Lines taken from a collection

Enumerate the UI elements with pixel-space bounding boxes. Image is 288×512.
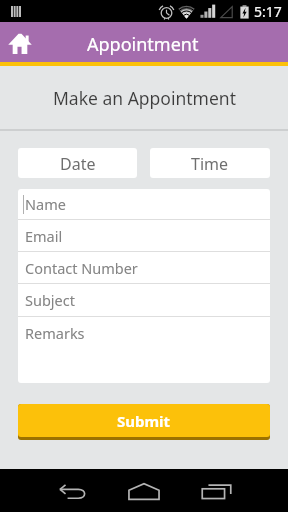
button[interactable]: Date <box>18 148 137 178</box>
button[interactable]: Remarks <box>18 317 270 349</box>
button[interactable]: Email <box>18 220 270 251</box>
staticText: Remarks <box>25 323 85 343</box>
button[interactable]: Contact Number <box>18 252 270 283</box>
staticText: 5:17 <box>254 2 282 21</box>
staticText: Subject <box>25 290 75 310</box>
staticText: Appointment <box>87 32 199 57</box>
staticText: Submit <box>117 411 171 431</box>
button[interactable]: Submit <box>18 404 270 437</box>
button[interactable]: Name <box>18 189 270 219</box>
staticText: Name <box>25 194 66 214</box>
staticText: Email <box>25 226 63 246</box>
staticText: Contact Number <box>25 258 138 278</box>
button[interactable]: Home <box>0 22 39 62</box>
button[interactable]: Recent apps <box>185 469 247 512</box>
staticText: Date <box>60 153 96 175</box>
button[interactable]: Back <box>41 469 103 512</box>
button[interactable]: Subject <box>18 284 270 316</box>
button[interactable]: Home <box>113 469 175 512</box>
staticText: Time <box>191 153 229 175</box>
button[interactable]: Time <box>150 148 270 178</box>
staticText: Make an Appointment <box>53 86 236 110</box>
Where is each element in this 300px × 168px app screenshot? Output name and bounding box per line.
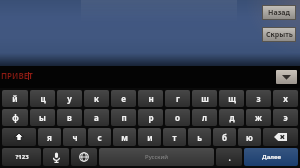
button[interactable]: ж — [246, 109, 271, 126]
staticText: н — [148, 93, 154, 104]
button[interactable]: э — [273, 109, 298, 126]
button[interactable]: б — [213, 128, 236, 146]
button[interactable]: й — [2, 90, 28, 107]
button[interactable]: м — [113, 128, 136, 146]
button[interactable]: к — [84, 90, 109, 107]
staticText: Назад — [268, 8, 290, 18]
button[interactable]: Далее — [244, 148, 298, 166]
staticText: я — [47, 132, 52, 143]
button[interactable]: Voice input — [43, 148, 69, 166]
staticText: ш — [201, 93, 209, 104]
button[interactable]: з — [246, 90, 271, 107]
staticText: ПРИВЕТ — [1, 70, 33, 81]
button[interactable]: е — [111, 90, 136, 107]
staticText: ?123 — [15, 153, 29, 161]
staticText: щ — [228, 93, 236, 104]
button[interactable]: р — [138, 109, 163, 126]
staticText: х — [283, 93, 288, 104]
button[interactable]: ?123 — [2, 148, 41, 166]
staticText: з — [256, 93, 261, 104]
staticText: ф — [12, 112, 19, 123]
button[interactable]: и — [138, 128, 161, 146]
button[interactable]: т — [163, 128, 186, 146]
button[interactable]: . — [216, 148, 242, 166]
staticText: э — [283, 112, 288, 123]
button[interactable]: ю — [238, 128, 261, 146]
staticText: р — [148, 112, 154, 123]
button[interactable]: Русский — [99, 148, 214, 166]
button[interactable]: Hide keyboard — [276, 70, 297, 84]
button[interactable]: н — [138, 90, 163, 107]
button[interactable]: л — [192, 109, 217, 126]
button[interactable]: г — [165, 90, 190, 107]
button[interactable]: а — [84, 109, 109, 126]
button[interactable]: в — [57, 109, 82, 126]
staticText: ю — [246, 132, 253, 143]
button[interactable]: ш — [192, 90, 217, 107]
button[interactable]: ф — [2, 109, 28, 126]
staticText: в — [67, 112, 72, 123]
staticText: . — [228, 152, 231, 163]
staticText: л — [202, 112, 207, 123]
button[interactable]: х — [273, 90, 298, 107]
staticText: м — [121, 132, 128, 143]
button[interactable]: Скрыть — [263, 28, 295, 41]
button[interactable]: о — [165, 109, 190, 126]
button[interactable]: Назад — [263, 6, 295, 19]
staticText: й — [12, 93, 18, 104]
staticText: у — [67, 93, 72, 104]
button[interactable]: Change language — [71, 148, 97, 166]
button[interactable]: я — [38, 128, 61, 146]
staticText: ч — [72, 132, 78, 143]
button[interactable]: п — [111, 109, 136, 126]
staticText: и — [147, 132, 153, 143]
button[interactable]: ч — [63, 128, 86, 146]
button[interactable]: у — [57, 90, 82, 107]
staticText: Далее — [262, 153, 281, 161]
staticText: т — [172, 132, 177, 143]
staticText: б — [222, 132, 227, 143]
button[interactable]: с — [88, 128, 111, 146]
staticText: ц — [40, 93, 46, 104]
staticText: к — [94, 93, 99, 104]
button[interactable]: Shift — [2, 128, 36, 146]
button[interactable]: ь — [188, 128, 211, 146]
staticText: ж — [255, 112, 262, 123]
staticText: д — [229, 112, 235, 123]
button[interactable]: Backspace — [263, 128, 298, 146]
button[interactable]: щ — [219, 90, 244, 107]
button[interactable]: ы — [30, 109, 55, 126]
button[interactable]: д — [219, 109, 244, 126]
staticText: ь — [197, 132, 202, 143]
staticText: е — [121, 93, 126, 104]
staticText: а — [94, 112, 99, 123]
staticText: п — [121, 112, 127, 123]
staticText: г — [176, 93, 180, 104]
staticText: с — [97, 132, 102, 143]
staticText: ы — [39, 112, 46, 123]
staticText: о — [175, 112, 180, 123]
staticText: Русский — [145, 153, 168, 161]
button[interactable]: ц — [30, 90, 55, 107]
staticText: Скрыть — [266, 30, 293, 40]
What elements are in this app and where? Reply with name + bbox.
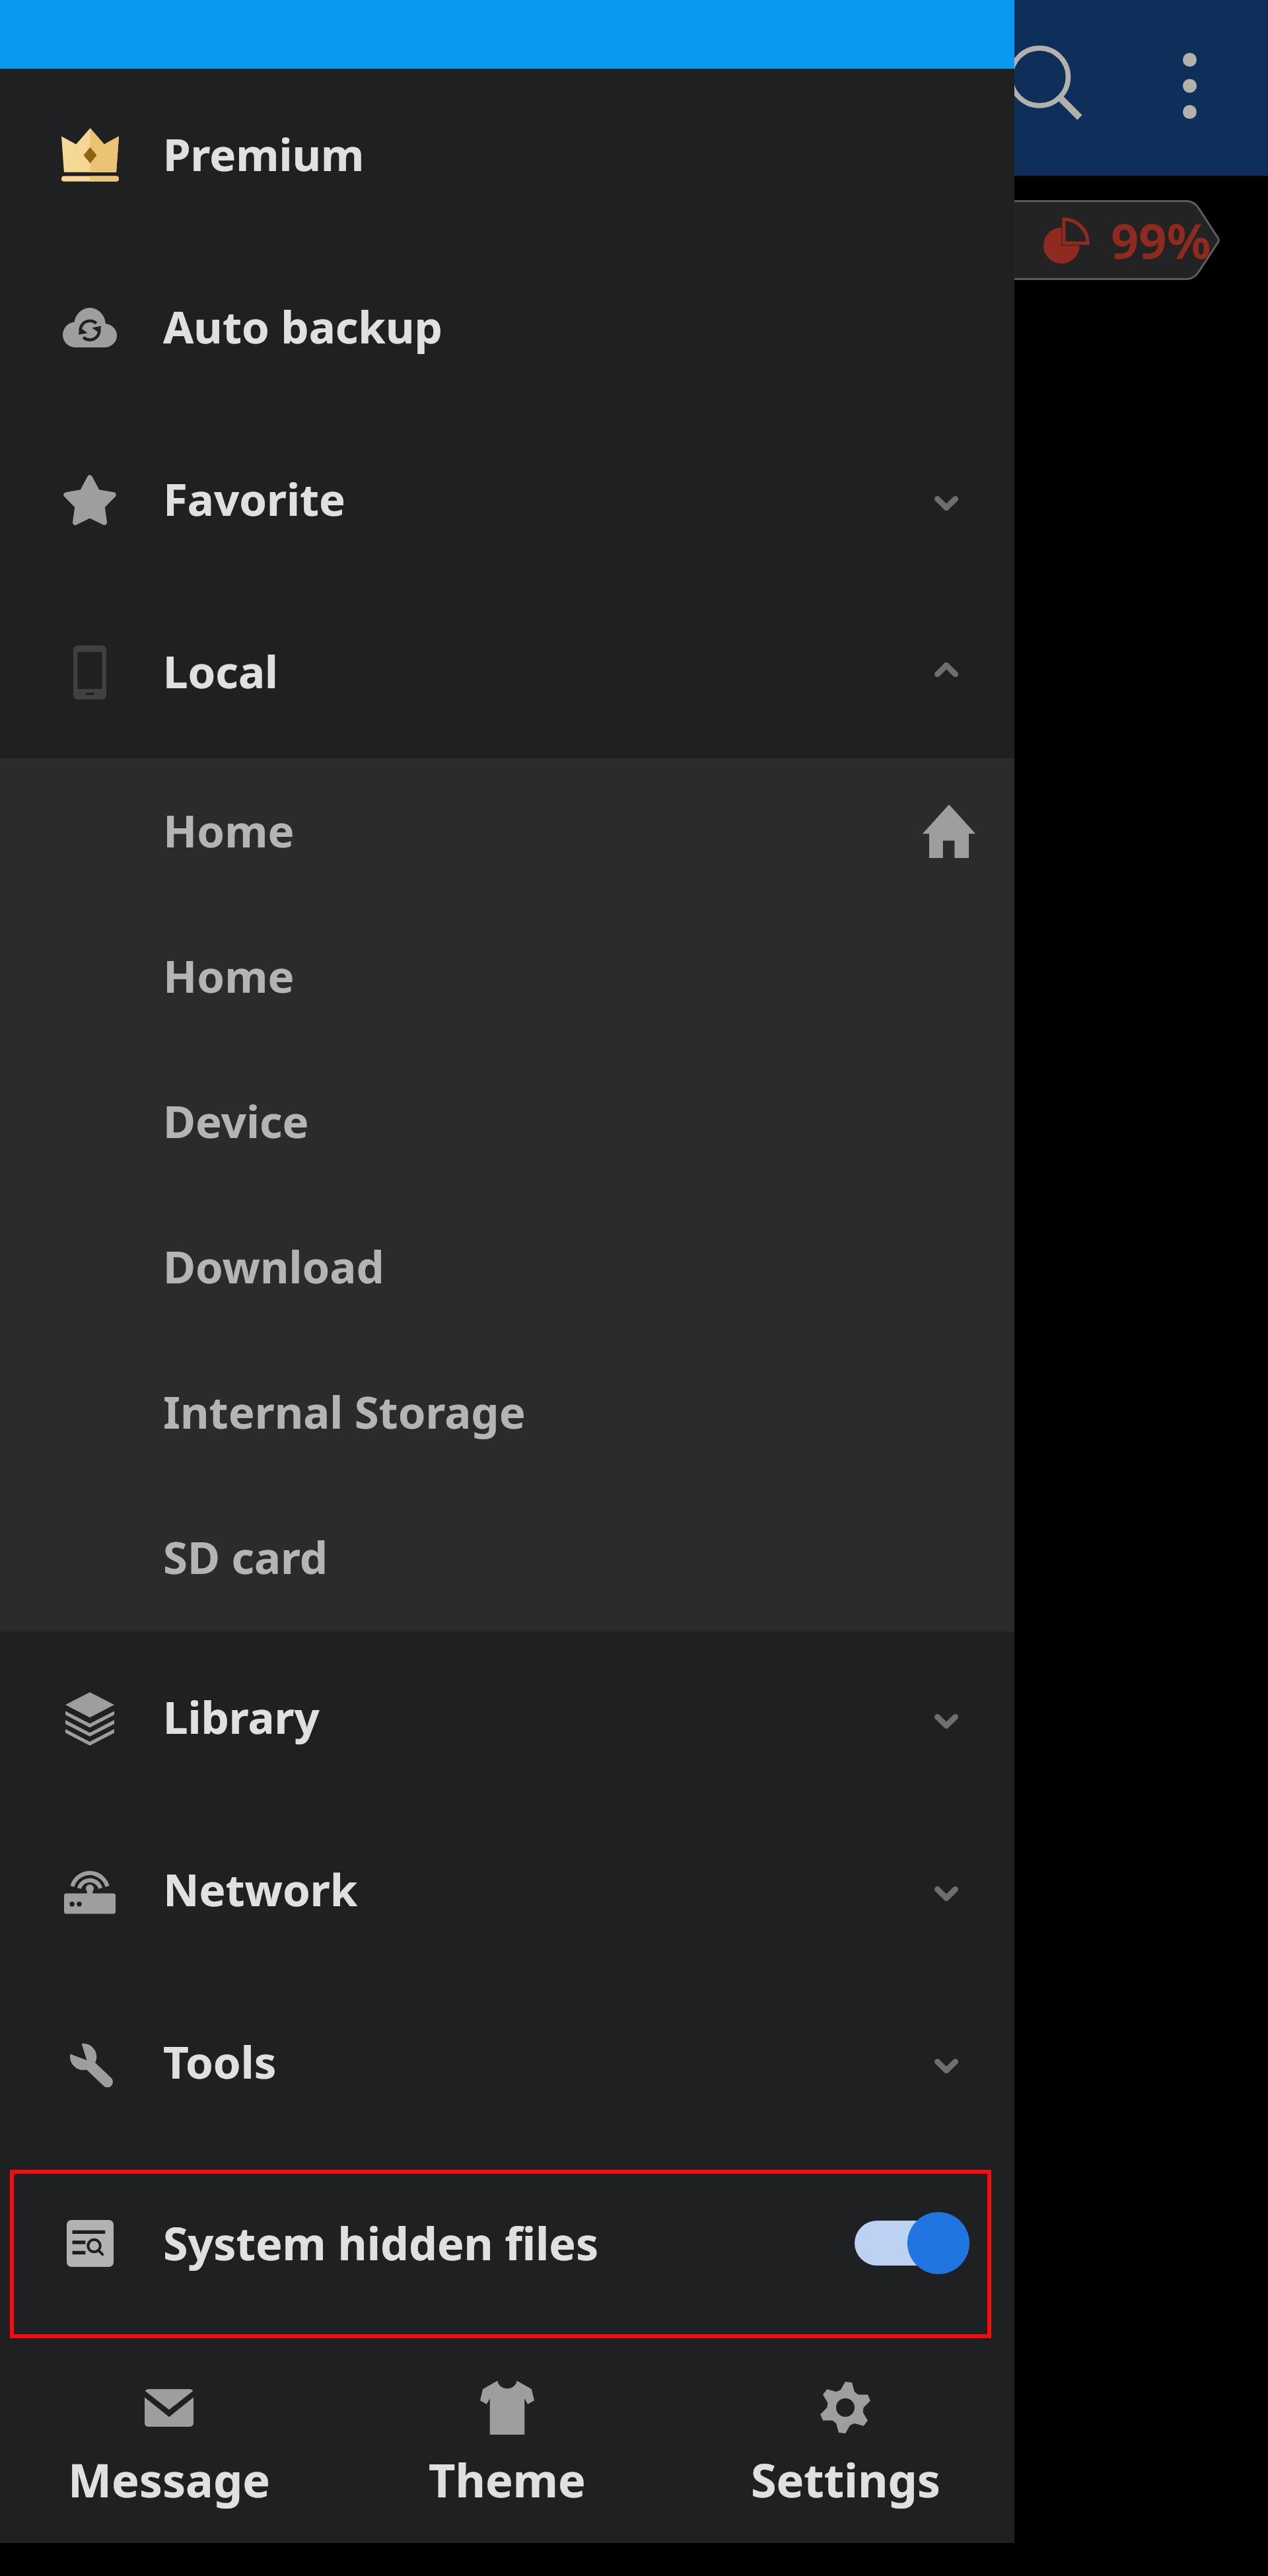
staticText: Home [163,945,295,1005]
button[interactable]: 99% [885,200,1220,280]
staticText: Favorite [163,468,346,528]
staticText: SD card [163,1526,328,1587]
staticText: Library [163,1686,320,1746]
button[interactable]: Network [0,1804,1014,1976]
button[interactable]: Auto backup [0,241,1014,413]
staticText: Premium [163,124,365,184]
button[interactable]: Search [979,18,1111,150]
staticText: Device [163,1091,309,1151]
staticText: Download [163,1236,384,1296]
staticText: Internal Storage [163,1381,526,1441]
staticText: Message [68,2448,271,2511]
button[interactable]: Library [0,1631,1014,1804]
button[interactable]: Internal Storage [0,1340,1014,1485]
button[interactable]: Favorite [0,413,1014,586]
staticText: System hidden files [163,2212,599,2273]
button[interactable]: Premium [0,69,1014,241]
staticText: Settings [751,2448,940,2511]
staticText: Theme [429,2448,586,2511]
button[interactable]: Download [0,1194,1014,1340]
button[interactable]: Show system hidden files [855,2211,969,2275]
button[interactable]: Theme [338,2345,676,2543]
button[interactable]: Home [0,758,1014,904]
button[interactable]: Tools [0,1976,1014,2149]
staticText: Local [163,641,278,701]
button[interactable]: Message [0,2345,338,2543]
staticText: 99% [1111,207,1211,273]
staticText: Network [163,1859,358,1919]
button[interactable]: Device [0,1049,1014,1194]
button[interactable]: Settings [676,2345,1014,2543]
button[interactable]: SD card [0,1485,1014,1630]
staticText: Home [163,800,295,860]
button[interactable]: System hidden files [0,2149,1014,2337]
staticText: Tools [163,2031,277,2091]
staticText: Auto backup [163,296,442,356]
button[interactable]: More options [1130,26,1249,145]
button[interactable]: Local [0,586,1014,758]
button[interactable]: Home [0,904,1014,1049]
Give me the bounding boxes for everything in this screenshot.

* [THE REQUEST]: Repeat word for word the part of the lines above that opens with the line containing "staticText: Home [163,945,295,1005]" and closes with the line containing "button[interactable]: Auto backup", both of those lines included.

* [EXERCISE RESULT]:
staticText: Home [163,945,295,1005]
button[interactable]: 99% [885,200,1220,280]
staticText: Favorite [163,468,346,528]
staticText: SD card [163,1526,328,1587]
staticText: Library [163,1686,320,1746]
button[interactable]: Network [0,1804,1014,1976]
button[interactable]: Auto backup [0,241,1014,413]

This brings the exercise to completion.